Exercise:
Copy every line of the entries that includes the word "more".

::::

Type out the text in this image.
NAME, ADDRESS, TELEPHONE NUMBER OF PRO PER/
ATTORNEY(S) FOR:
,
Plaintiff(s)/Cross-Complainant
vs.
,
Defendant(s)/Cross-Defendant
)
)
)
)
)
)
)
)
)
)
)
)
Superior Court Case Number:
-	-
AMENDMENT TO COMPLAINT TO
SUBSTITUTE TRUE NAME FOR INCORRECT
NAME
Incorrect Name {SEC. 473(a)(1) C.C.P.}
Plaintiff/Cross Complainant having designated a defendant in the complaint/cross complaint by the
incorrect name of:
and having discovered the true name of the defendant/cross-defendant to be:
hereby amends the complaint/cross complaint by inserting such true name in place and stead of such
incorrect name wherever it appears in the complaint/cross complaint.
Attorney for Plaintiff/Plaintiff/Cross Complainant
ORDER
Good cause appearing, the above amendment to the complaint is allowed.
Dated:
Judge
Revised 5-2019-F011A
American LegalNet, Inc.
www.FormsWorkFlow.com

::::

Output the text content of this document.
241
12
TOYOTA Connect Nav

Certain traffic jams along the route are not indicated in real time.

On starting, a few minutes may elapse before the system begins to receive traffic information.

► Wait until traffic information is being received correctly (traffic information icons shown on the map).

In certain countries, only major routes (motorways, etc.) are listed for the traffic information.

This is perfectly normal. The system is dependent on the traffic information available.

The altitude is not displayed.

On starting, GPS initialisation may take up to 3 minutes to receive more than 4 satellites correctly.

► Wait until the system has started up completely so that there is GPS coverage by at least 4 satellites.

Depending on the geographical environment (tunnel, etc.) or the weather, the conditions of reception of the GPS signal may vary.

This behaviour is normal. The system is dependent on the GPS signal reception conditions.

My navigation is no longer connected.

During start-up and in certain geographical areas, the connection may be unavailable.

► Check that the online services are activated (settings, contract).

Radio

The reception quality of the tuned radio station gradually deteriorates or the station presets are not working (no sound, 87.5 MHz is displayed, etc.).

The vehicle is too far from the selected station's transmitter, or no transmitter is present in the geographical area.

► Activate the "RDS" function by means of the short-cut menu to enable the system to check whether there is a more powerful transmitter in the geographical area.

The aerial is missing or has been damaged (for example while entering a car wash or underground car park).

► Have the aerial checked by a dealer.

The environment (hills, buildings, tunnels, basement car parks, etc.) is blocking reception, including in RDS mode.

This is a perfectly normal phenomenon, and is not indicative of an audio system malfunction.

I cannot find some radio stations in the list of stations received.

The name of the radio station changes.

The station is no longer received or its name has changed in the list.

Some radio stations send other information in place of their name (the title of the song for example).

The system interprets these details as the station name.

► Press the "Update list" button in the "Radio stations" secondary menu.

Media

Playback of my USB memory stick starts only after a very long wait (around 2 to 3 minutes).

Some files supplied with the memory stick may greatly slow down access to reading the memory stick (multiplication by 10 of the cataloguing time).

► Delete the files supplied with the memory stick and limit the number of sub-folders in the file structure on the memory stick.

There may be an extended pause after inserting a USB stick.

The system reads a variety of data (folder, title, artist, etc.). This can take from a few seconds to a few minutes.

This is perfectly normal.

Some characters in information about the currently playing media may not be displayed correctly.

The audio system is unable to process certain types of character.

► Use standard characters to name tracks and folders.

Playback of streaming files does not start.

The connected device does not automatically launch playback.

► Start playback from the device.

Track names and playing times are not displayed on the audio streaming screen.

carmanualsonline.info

::::

Response to the exercise:
On starting, GPS initialisation may take up to 3 minutes to receive more than 4 satellites correctly.
► Activate the "RDS" function by means of the short-cut menu to enable the system to check whether there is a more powerful transmitter in the geographical area.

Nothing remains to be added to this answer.